#### Task
When you reach the records, transcribe all of them exactly.

#### Entries provided
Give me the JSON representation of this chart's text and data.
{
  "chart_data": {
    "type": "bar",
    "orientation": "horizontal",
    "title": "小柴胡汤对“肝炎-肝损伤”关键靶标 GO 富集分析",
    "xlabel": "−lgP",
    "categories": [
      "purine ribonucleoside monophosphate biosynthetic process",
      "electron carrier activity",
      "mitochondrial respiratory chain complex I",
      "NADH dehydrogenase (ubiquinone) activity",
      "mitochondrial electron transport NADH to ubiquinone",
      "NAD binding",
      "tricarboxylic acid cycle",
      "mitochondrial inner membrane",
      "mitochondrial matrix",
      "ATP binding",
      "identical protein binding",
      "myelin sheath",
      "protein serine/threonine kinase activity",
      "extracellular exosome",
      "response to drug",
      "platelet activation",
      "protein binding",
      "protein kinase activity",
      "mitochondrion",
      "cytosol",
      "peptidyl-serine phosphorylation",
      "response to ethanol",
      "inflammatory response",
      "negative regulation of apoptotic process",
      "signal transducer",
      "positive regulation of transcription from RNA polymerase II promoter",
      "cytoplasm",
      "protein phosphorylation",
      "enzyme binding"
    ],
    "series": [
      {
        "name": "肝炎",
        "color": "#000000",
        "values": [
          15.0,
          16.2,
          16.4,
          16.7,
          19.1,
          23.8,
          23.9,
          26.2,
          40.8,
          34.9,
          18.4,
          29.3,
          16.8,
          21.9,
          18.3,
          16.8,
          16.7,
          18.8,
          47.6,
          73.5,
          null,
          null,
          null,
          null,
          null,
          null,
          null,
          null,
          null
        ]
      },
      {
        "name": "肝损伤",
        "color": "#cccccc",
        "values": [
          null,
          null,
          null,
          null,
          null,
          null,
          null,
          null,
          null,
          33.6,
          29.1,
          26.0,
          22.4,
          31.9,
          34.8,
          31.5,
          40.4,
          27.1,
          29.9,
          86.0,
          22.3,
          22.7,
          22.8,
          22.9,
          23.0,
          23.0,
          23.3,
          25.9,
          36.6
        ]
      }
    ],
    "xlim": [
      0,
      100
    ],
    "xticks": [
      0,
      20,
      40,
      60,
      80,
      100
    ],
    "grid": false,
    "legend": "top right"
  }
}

#### Written answer
Give me the JSON representation of this chart's text and data.
{
  "chart_data": {
    "type": "bar",
    "orientation": "horizontal",
    "title": "小柴胡汤对“肝炎-肝损伤”关键靶标 GO 富集分析",
    "xlabel": "−lgP",
    "categories": [
      "purine ribonucleoside monophosphate biosynthetic process",
      "electron carrier activity",
      "mitochondrial respiratory chain complex I",
      "NADH dehydrogenase (ubiquinone) activity",
      "mitochondrial electron transport NADH to ubiquinone",
      "NAD binding",
      "tricarboxylic acid cycle",
      "mitochondrial inner membrane",
      "mitochondrial matrix",
      "ATP binding",
      "identical protein binding",
      "myelin sheath",
      "protein serine/threonine kinase activity",
      "extracellular exosome",
      "response to drug",
      "platelet activation",
      "protein binding",
      "protein kinase activity",
      "mitochondrion",
      "cytosol",
      "peptidyl-serine phosphorylation",
      "response to ethanol",
      "inflammatory response",
      "negative regulation of apoptotic process",
      "signal transducer",
      "positive regulation of transcription from RNA polymerase II promoter",
      "cytoplasm",
      "protein phosphorylation",
      "enzyme binding"
    ],
    "series": [
      {
        "name": "肝炎",
        "color": "#000000",
        "values": [
          15.0,
          16.2,
          16.4,
          16.7,
          19.1,
          23.8,
          23.9,
          26.2,
          40.8,
          34.9,
          18.4,
          29.3,
          16.8,
          21.9,
          18.3,
          16.8,
          16.7,
          18.8,
          47.6,
          73.5,
          null,
          null,
          null,
          null,
          null,
          null,
          null,
          null,
          null
        ]
      },
      {
        "name": "肝损伤",
        "color": "#cccccc",
        "values": [
          null,
          null,
          null,
          null,
          null,
          null,
          null,
          null,
          null,
          33.6,
          29.1,
          26.0,
          22.4,
          31.9,
          34.8,
          31.5,
          40.4,
          27.1,
          29.9,
          86.0,
          22.3,
          22.7,
          22.8,
          22.9,
          23.0,
          23.0,
          23.3,
          25.9,
          36.6
        ]
      }
    ],
    "xlim": [
      0,
      100
    ],
    "xticks": [
      0,
      20,
      40,
      60,
      80,
      100
    ],
    "grid": false,
    "legend": "top right"
  }
}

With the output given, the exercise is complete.